■ Passage given

──────

Data Analysis with Open Source Tools

Chapter 1. Introduction

IMAGINE YOUR BOSS COMES TO YOU AND SAYS: “HERE ARE 50 GB OF LOGFILES—FIND A WAY TO IMPROVE OUR business!”

What would you do? Where would you start? And what would you do next?

It’s this kind of situation that the present book wants to help you with!

Data Analysis

Businesses sit on data, and every second that passes, they generate some more. Surely, there must be a way to make use of all this stuff. But how, exactly—that’s far from clear.

The task is difficult because it is so vague: there is no specific problem that needs to be solved. There is no specific question that needs to be answered. All you know is the overall purpose: improve the business. And all you have is “the data.” Where do you start?

You start with the only thing you have: “the data.” What is it? We don’t know! Although 50 GB sure sounds like a lot, we have no idea what it actually contains. The first thing, therefore, is to take a look.

And I mean this literally: the first thing to do is to look at the data by plotting it in different ways and looking at graphs. Looking at data, you will notice things—the way data points are distributed, or the manner in which one quantity varies with another, or the large number of outliers, or the total absence of them.... I don’t know what you will find, but there is no doubt: if you look at data, you will observe things!

These observations should lead to some reflection. “Ten percent of our customers drive ninety percent of our revenue.” “Whenever our sales volume doubles, the number of returns goes up by a factor of four.” “Every seven days we have a production run that has twice the usual defect rate, and it’s always on a Thursday.” How very interesting!

Now you’ve got something to work with: the amorphous mass of “data” has turned into ideas! To make these ideas concrete and suitable for further work, it is often useful to capture them in a mathematical form: a model. A model (the way I use the term) is a mathematical description of the system under study. A model is more than just a description of the data—it also incorporates your understanding of the process or the system that produced the data. A model therefore has predictive power: you can predict (with some certainty) that next Thursday the defect rate will be high again.

It’s at this point that you may want to go back and alert the boss of your findings: “Next Thursday, watch out for defects!”

Sometimes, you may already be finished at this point: you found out enough to help improve the business. At other times, however, you may need to work a little harder. Some data sets do not yield easily to visual inspection—especially if you are dealing with data sets consisting of many different quantities, all of which seem equally important. In such cases, you may need to employ more-sophisticated methods to develop enough intuition before being able to formulate a relevant model. Or you may have been able to set up a model, but it is too complicated to understand its implications, so that you want to implement the model as a computer program and simulate its results. Such computationally intensive methods are occasionally useful, but they always come later in the game. You should only move on to them after having tried all the simple things first. And you will need the insights gained from those earlier investigations as input to the more elaborate approaches.

And finally, we need to come back to the initial agenda. To “improve the business” it is necessary to feed our understanding back into the organization—for instance, in the form of a business plan, or through a “metrics dashboard” or similar program.

What’s in This Book

The program just described reflects the outline of this book.

──────

(Layout annotation data)
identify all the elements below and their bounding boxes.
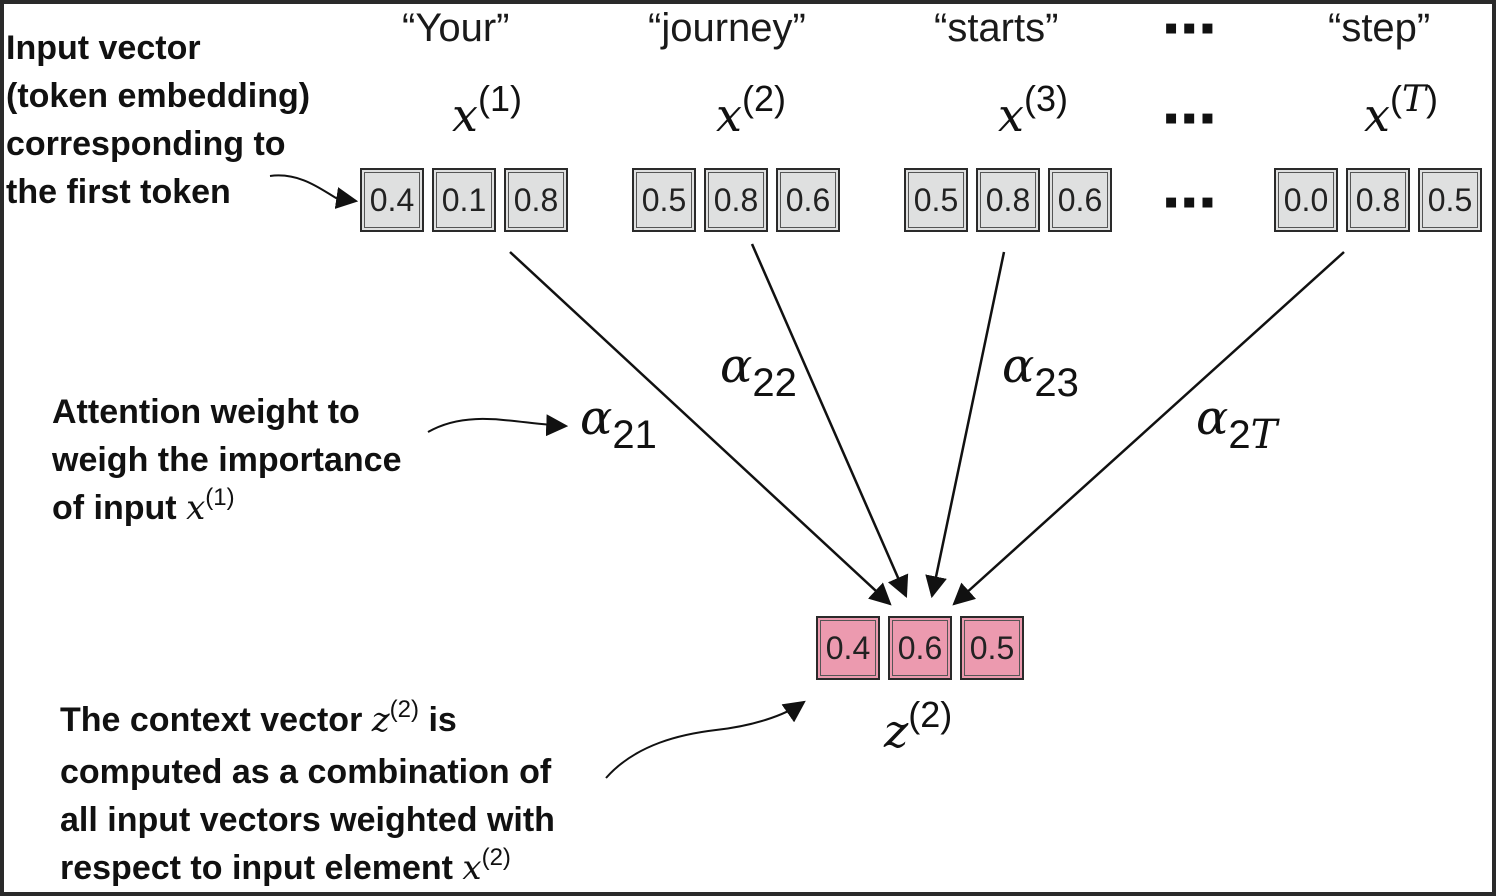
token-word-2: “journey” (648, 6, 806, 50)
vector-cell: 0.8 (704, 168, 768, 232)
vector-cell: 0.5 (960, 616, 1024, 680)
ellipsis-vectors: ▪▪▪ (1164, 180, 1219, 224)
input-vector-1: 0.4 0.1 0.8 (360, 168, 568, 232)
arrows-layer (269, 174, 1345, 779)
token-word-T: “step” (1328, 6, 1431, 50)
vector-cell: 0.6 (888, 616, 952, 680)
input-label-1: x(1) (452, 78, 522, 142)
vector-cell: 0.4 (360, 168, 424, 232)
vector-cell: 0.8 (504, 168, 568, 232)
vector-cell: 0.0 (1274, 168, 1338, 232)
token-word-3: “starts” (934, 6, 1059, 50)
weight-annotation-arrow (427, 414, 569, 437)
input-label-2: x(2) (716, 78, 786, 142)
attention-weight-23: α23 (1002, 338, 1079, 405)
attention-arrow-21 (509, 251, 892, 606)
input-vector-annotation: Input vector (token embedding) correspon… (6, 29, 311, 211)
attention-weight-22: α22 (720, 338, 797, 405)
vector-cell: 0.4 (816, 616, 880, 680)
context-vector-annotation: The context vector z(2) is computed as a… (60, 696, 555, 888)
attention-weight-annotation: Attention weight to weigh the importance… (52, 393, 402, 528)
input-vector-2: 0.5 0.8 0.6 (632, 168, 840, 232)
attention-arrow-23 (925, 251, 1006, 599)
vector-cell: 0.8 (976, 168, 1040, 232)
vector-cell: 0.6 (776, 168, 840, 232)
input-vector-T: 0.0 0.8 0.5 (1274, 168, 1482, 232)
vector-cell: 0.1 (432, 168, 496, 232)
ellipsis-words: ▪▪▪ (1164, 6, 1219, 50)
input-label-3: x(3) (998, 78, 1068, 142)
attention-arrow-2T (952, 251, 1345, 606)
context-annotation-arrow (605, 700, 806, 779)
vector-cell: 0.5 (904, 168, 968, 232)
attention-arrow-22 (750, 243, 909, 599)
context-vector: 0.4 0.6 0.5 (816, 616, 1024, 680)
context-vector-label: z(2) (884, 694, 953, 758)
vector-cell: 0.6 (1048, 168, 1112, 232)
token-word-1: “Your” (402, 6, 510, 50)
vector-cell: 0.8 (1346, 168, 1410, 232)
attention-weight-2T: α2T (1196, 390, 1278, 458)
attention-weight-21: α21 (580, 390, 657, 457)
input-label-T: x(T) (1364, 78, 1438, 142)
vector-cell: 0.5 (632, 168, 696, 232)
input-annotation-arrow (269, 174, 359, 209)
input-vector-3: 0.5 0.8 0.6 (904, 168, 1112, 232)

──────

■ Problems to work on
1. Can you write out the part of the data analysis introduction between "Businesses sit on" and "far from clear.", inclusive?
2. Could you extend the data analysis introduction, picking up after its final sentence?
The listing has no connection to the data analysis introduction.

■ Answers
1.
Businesses sit on data, and every second that passes, they generate some more. Surely, there must be a way to make use of all this stuff. But how, exactly—that’s far from clear.

2.
We begin in Part I with a series of chapters on graphical techniques, starting in Chapter 2 with simple data sets consisting of only a single variable (or considering only a single variable at a time), then moving on in Chapter 3 to data sets of two variables. In Chapter 4 we treat the particularly important special case of a quantity changing over time, a so-called time series. Finally, in Chapter 5, we discuss data sets comprising more than two variables and some special techniques suitable for such data sets.

In Part II, we discuss models as a way to not only describe data but also to capture the understanding that we gained from graphical explorations. We begin in Chapter 7 with a discussion of order-of-magnitude estimation and uncertainty considerations. This may seem odd but is, in fact, crucial: all models are approximate, so we need to develop a sense for the accuracy of the approximations that we use. In Chapter 8 and Chapter 9 we introduce basic building blocks that are useful when developing models.

Chapter 10 is a detour. For too many people, “data analysis” is synonymous with “statistics,” and “statistics” is usually equated with a class in college that made no sense at all. In this chapter, I want to explain what statistics really is, what all the mysterious concepts mean and how they hang together, and what statistics can (and cannot) do for us. It is intended as a travel guide should you ever want to read a statistics book in the future.

Part III discusses several computationally intensive methods, such as simulation and clustering in Chapter 12 and Chapter 13. Chapter 14 is, mathematically, the most challenging chapter in the book: it deals with methods that can help select the most relevant variables from a multivariate data set.

In Part IV we consider some ways that data may be used in a business environment. In Chapter 16 we talk about metrics, reporting, and dashboards—what is sometimes referred to as “business intelligence.” In Chapter 17 we introduce some of the concepts required to make financial calculations and to prepare business plans. Finally, in Chapter 18, we conclude with a survey of some methods from classification and predictive analytics.

At the end of each part of the book you will find an “Intermezzo.” These intermezzos are not really part of the course; I use them to go off on some tangents, or to explain topics that often remain a bit hazy. You should see them as an opportunity to relax!

The appendices contain some helpful material that you may want to consult at various times as you go through the text. Appendix A surveys some of the available tools and programming environments for data manipulation and analysis. In Appendix B I have collected some basic mathematical results that I expect you to have at least passing familiarity with. I assume that you have seen this material at least once before, but in this appendix, I put it together in an application-oriented context, which is more suitable for our present purposes. Appendix C discusses some of the mundane tasks that—like it or not—make up a large part of actual data analysis and also introduces some data-related terminology.

What’s with the Workshops?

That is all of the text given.